In full and without alteration, print the entries that follow.

^^^^^^^^^^^^^^^^

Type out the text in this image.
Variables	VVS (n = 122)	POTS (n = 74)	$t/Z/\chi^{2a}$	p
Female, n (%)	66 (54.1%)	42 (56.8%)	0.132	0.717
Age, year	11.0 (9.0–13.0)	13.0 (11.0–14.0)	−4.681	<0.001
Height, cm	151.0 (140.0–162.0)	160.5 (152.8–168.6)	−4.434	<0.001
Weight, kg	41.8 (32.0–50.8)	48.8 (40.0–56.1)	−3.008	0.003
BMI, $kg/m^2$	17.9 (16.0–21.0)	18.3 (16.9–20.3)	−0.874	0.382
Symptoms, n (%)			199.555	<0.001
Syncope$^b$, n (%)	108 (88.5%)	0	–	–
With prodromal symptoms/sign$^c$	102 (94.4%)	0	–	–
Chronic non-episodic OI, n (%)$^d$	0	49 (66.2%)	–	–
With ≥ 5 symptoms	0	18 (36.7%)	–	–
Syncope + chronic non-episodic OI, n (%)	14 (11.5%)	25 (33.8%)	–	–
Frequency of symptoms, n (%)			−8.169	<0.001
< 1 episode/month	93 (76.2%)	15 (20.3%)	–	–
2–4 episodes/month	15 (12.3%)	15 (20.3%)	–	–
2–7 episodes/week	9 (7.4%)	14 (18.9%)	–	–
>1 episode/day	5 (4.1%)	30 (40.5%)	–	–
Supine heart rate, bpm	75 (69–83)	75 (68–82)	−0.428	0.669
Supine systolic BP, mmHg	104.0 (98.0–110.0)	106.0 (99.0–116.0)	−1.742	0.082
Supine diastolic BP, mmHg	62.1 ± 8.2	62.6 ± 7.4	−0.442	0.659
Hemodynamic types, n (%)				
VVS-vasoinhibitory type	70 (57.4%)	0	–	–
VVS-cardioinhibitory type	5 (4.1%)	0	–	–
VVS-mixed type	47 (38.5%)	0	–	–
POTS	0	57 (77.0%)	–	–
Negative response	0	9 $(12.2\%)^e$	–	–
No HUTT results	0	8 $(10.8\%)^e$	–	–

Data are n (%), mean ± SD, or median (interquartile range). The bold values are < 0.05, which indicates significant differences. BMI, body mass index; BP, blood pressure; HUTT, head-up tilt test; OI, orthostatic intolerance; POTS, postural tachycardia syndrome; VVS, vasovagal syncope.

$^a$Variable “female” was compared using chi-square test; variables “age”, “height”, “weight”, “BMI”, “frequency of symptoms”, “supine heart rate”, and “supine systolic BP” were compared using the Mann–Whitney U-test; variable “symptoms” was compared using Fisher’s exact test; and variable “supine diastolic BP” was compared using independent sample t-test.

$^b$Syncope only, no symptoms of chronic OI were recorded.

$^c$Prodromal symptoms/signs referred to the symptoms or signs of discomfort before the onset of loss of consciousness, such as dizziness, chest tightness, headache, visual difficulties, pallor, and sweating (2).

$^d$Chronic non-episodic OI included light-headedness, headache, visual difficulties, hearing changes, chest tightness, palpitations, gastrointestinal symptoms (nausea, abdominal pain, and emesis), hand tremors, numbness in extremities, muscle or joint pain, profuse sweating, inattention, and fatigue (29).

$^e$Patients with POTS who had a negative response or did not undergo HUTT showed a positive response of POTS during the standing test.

^^^^^^^^^^^^^^^^

◆ **Response**:
Type out the text in this image.
Variables	VVS (n = 122)	POTS (n = 74)	$t/Z/\chi^{2a}$	p
Female, n (%)	66 (54.1%)	42 (56.8%)	0.132	0.717
Age, year	11.0 (9.0–13.0)	13.0 (11.0–14.0)	−4.681	<0.001
Height, cm	151.0 (140.0–162.0)	160.5 (152.8–168.6)	−4.434	<0.001
Weight, kg	41.8 (32.0–50.8)	48.8 (40.0–56.1)	−3.008	0.003
BMI, $kg/m^2$	17.9 (16.0–21.0)	18.3 (16.9–20.3)	−0.874	0.382
Symptoms, n (%)			199.555	<0.001
Syncope$^b$, n (%)	108 (88.5%)	0	–	–
With prodromal symptoms/sign$^c$	102 (94.4%)	0	–	–
Chronic non-episodic OI, n (%)$^d$	0	49 (66.2%)	–	–
With ≥ 5 symptoms	0	18 (36.7%)	–	–
Syncope + chronic non-episodic OI, n (%)	14 (11.5%)	25 (33.8%)	–	–
Frequency of symptoms, n (%)			−8.169	<0.001
< 1 episode/month	93 (76.2%)	15 (20.3%)	–	–
2–4 episodes/month	15 (12.3%)	15 (20.3%)	–	–
2–7 episodes/week	9 (7.4%)	14 (18.9%)	–	–
>1 episode/day	5 (4.1%)	30 (40.5%)	–	–
Supine heart rate, bpm	75 (69–83)	75 (68–82)	−0.428	0.669
Supine systolic BP, mmHg	104.0 (98.0–110.0)	106.0 (99.0–116.0)	−1.742	0.082
Supine diastolic BP, mmHg	62.1 ± 8.2	62.6 ± 7.4	−0.442	0.659
Hemodynamic types, n (%)				
VVS-vasoinhibitory type	70 (57.4%)	0	–	–
VVS-cardioinhibitory type	5 (4.1%)	0	–	–
VVS-mixed type	47 (38.5%)	0	–	–
POTS	0	57 (77.0%)	–	–
Negative response	0	9 $(12.2\%)^e$	–	–
No HUTT results	0	8 $(10.8\%)^e$	–	–

Data are n (%), mean ± SD, or median (interquartile range). The bold values are < 0.05, which indicates significant differences. BMI, body mass index; BP, blood pressure; HUTT, head-up tilt test; OI, orthostatic intolerance; POTS, postural tachycardia syndrome; VVS, vasovagal syncope.

$^a$Variable “female” was compared using chi-square test; variables “age”, “height”, “weight”, “BMI”, “frequency of symptoms”, “supine heart rate”, and “supine systolic BP” were compared using the Mann–Whitney U-test; variable “symptoms” was compared using Fisher’s exact test; and variable “supine diastolic BP” was compared using independent sample t-test.

$^b$Syncope only, no symptoms of chronic OI were recorded.

$^c$Prodromal symptoms/signs referred to the symptoms or signs of discomfort before the onset of loss of consciousness, such as dizziness, chest tightness, headache, visual difficulties, pallor, and sweating (2).

$^d$Chronic non-episodic OI included light-headedness, headache, visual difficulties, hearing changes, chest tightness, palpitations, gastrointestinal symptoms (nausea, abdominal pain, and emesis), hand tremors, numbness in extremities, muscle or joint pain, profuse sweating, inattention, and fatigue (29).

$^e$Patients with POTS who had a negative response or did not undergo HUTT showed a positive response of POTS during the standing test.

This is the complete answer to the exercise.